**Required work**
How many lines of the data hold the word "의전관리사"? State the number and nothing else.

┄┄┄┄┄┄┄┄┄┄

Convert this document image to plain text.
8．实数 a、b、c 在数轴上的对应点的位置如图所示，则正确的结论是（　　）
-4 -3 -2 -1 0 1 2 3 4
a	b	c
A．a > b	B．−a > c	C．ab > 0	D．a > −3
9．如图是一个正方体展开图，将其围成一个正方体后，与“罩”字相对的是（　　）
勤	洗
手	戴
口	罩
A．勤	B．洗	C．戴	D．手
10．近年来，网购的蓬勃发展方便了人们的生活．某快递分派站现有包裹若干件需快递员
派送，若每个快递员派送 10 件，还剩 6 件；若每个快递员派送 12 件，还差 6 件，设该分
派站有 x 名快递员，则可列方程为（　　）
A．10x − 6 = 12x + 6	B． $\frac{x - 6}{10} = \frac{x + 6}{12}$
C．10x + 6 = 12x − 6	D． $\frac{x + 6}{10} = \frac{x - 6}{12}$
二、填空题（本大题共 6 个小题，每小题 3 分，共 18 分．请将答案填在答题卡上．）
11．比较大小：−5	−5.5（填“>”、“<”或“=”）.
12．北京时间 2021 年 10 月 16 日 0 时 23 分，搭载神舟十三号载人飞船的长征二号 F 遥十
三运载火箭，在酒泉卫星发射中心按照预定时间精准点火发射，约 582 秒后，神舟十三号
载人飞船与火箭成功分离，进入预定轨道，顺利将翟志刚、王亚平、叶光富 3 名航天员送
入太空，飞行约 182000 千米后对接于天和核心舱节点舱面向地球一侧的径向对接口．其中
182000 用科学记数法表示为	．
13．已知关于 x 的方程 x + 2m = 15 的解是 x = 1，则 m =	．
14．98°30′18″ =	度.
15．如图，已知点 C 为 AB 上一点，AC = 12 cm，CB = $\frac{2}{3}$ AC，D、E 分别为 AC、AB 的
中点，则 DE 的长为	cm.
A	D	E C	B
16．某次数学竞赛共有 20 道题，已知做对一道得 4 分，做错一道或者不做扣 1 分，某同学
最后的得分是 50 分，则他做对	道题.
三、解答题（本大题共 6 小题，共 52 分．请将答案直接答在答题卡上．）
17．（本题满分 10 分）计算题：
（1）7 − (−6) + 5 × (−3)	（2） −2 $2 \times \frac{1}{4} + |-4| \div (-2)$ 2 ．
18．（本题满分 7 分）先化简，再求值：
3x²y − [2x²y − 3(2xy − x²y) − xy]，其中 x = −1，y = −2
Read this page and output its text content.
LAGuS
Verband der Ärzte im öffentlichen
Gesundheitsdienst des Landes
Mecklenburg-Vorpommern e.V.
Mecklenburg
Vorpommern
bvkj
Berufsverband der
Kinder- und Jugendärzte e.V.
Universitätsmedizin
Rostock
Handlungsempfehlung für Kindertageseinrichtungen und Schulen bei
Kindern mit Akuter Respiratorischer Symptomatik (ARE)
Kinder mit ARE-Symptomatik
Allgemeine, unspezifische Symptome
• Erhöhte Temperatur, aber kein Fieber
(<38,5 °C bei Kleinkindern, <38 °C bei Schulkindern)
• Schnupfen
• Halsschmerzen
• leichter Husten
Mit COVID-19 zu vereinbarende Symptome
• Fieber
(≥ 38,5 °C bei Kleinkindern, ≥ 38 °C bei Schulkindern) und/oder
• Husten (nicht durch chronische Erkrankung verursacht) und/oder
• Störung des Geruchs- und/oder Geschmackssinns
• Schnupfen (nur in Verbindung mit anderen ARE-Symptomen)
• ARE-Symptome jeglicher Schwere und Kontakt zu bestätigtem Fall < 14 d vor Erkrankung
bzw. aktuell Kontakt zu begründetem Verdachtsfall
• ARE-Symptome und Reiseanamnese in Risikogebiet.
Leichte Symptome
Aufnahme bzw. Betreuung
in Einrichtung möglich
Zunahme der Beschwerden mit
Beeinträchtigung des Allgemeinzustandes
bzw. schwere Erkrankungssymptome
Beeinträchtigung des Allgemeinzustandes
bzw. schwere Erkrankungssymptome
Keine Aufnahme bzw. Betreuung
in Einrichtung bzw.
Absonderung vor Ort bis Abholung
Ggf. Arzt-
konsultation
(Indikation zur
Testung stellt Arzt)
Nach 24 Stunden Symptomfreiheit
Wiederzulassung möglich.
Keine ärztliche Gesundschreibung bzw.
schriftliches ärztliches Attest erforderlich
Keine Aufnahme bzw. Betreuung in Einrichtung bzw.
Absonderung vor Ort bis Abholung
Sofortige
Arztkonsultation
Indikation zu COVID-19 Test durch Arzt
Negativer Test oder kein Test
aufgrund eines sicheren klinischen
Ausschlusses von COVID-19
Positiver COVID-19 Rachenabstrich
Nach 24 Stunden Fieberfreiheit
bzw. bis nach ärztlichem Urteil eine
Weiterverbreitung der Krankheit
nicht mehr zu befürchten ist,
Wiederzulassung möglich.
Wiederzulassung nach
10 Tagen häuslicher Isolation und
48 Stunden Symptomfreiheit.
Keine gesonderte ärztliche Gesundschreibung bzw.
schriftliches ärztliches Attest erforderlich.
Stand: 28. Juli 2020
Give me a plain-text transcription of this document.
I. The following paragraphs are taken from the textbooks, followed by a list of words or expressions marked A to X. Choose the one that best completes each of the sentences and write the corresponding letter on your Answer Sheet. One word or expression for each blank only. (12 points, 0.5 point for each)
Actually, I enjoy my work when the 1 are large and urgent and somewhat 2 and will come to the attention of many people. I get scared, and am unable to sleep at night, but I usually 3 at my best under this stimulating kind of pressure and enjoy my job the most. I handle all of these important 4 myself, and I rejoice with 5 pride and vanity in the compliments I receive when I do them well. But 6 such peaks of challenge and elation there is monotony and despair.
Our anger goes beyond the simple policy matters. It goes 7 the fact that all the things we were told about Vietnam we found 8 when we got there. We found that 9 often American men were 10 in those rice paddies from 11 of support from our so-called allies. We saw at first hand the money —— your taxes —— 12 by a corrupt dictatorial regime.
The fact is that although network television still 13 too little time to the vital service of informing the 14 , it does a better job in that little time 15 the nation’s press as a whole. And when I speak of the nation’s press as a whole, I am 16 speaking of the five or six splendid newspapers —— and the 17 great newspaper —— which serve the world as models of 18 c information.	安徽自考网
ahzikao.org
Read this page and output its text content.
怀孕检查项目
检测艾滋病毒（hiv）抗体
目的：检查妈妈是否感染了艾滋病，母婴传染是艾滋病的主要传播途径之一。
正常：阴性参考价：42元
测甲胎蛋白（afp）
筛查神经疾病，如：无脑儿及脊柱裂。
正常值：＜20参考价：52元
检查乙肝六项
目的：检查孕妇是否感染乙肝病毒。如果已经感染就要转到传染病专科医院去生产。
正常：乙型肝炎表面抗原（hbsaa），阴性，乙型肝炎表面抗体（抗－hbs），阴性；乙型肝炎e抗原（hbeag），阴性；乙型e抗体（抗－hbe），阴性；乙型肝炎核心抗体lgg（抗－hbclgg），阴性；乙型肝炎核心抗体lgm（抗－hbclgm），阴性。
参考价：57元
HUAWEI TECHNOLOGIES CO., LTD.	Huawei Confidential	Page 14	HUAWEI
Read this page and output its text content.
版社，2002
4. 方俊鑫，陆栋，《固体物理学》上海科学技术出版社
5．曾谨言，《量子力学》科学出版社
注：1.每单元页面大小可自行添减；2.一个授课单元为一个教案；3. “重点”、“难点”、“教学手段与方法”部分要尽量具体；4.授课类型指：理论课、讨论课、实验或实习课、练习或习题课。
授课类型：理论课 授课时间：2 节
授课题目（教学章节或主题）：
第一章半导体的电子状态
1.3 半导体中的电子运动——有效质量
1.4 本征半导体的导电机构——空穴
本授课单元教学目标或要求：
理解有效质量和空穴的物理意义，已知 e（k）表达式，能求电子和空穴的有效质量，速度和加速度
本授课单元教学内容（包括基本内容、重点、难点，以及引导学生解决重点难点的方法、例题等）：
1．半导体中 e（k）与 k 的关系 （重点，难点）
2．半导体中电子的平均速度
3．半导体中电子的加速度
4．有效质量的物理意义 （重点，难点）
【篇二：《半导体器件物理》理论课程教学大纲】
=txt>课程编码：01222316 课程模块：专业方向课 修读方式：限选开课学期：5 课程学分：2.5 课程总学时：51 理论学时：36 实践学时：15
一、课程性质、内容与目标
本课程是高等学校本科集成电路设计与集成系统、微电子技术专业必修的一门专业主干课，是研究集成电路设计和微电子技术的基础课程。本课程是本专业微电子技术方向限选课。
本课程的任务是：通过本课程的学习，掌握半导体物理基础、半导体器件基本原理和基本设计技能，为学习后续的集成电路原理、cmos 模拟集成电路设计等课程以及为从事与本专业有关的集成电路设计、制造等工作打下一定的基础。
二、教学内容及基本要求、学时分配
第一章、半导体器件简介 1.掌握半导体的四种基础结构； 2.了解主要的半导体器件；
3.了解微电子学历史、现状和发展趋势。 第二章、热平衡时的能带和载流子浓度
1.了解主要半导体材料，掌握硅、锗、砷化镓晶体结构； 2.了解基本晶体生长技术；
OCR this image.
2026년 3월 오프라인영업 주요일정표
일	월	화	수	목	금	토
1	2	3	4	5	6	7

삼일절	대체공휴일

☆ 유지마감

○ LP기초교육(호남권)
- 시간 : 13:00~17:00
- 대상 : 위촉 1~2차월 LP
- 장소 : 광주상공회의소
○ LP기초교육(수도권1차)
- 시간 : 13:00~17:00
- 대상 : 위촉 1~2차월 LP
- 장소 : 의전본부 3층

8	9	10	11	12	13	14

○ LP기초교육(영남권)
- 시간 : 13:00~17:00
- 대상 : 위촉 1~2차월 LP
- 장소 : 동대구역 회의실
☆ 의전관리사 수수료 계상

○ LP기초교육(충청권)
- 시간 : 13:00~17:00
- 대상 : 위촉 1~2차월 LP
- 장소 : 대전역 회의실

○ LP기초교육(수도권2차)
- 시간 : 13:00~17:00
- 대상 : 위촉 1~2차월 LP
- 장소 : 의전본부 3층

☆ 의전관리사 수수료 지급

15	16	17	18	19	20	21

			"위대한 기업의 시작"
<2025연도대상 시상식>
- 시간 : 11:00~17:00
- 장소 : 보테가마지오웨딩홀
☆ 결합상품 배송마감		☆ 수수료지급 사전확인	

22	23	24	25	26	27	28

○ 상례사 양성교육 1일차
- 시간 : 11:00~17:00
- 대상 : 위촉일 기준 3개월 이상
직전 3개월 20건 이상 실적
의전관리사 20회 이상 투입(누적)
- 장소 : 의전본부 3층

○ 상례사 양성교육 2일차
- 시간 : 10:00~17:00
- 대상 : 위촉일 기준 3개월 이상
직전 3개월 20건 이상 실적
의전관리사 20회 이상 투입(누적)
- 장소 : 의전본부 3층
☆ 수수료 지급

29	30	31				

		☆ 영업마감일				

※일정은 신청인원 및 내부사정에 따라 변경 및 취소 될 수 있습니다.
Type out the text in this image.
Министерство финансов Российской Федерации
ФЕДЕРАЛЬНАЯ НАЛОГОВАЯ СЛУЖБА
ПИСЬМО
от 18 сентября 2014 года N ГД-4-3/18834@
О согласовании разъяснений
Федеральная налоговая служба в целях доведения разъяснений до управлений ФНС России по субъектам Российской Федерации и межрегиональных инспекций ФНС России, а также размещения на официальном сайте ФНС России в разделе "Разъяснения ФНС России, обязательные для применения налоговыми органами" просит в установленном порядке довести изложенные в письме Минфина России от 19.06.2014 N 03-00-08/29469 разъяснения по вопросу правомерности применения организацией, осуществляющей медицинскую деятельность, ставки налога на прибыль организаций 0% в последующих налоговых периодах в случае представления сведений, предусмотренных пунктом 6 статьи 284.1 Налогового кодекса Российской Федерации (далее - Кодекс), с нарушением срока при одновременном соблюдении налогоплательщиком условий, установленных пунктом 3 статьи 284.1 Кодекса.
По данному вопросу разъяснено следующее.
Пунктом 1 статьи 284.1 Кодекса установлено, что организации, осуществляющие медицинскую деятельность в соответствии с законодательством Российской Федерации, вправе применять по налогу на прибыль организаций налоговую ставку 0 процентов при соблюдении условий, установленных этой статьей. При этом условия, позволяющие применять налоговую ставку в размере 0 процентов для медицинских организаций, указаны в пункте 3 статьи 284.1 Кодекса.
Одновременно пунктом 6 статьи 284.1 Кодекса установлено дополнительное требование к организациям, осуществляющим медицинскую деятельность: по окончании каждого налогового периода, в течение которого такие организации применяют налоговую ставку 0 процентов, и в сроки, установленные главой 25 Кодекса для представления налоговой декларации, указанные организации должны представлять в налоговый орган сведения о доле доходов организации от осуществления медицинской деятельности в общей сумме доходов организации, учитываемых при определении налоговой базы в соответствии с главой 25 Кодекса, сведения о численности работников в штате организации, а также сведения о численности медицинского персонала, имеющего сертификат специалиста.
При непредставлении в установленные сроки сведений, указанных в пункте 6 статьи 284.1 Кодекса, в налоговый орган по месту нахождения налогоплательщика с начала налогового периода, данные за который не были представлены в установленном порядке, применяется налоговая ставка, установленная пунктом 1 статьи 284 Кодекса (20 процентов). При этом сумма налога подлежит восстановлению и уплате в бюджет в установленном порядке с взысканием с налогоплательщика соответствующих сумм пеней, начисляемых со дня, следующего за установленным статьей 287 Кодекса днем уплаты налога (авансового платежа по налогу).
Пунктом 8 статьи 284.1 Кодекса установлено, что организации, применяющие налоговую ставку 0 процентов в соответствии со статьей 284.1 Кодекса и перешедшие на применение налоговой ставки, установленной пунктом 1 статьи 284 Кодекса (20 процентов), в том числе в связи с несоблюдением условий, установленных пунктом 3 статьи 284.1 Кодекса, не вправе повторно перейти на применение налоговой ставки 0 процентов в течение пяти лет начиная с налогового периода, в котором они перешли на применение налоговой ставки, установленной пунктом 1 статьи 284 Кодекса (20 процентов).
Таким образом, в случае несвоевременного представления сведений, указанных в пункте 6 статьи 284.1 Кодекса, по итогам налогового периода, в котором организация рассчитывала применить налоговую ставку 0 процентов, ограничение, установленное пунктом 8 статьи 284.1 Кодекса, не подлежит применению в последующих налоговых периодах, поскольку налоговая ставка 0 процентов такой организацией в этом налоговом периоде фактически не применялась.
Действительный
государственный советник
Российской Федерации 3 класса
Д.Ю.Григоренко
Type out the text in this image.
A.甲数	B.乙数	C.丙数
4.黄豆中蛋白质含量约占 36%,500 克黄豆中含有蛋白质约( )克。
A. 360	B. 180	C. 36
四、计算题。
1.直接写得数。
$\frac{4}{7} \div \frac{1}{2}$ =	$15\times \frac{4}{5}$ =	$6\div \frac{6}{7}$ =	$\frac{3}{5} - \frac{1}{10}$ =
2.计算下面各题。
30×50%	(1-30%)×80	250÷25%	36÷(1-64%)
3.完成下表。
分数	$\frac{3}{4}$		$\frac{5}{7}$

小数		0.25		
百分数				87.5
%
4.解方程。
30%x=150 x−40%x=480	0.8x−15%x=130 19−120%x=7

┄┄┄┄┄┄┄┄┄┄

**Exercise solution**
4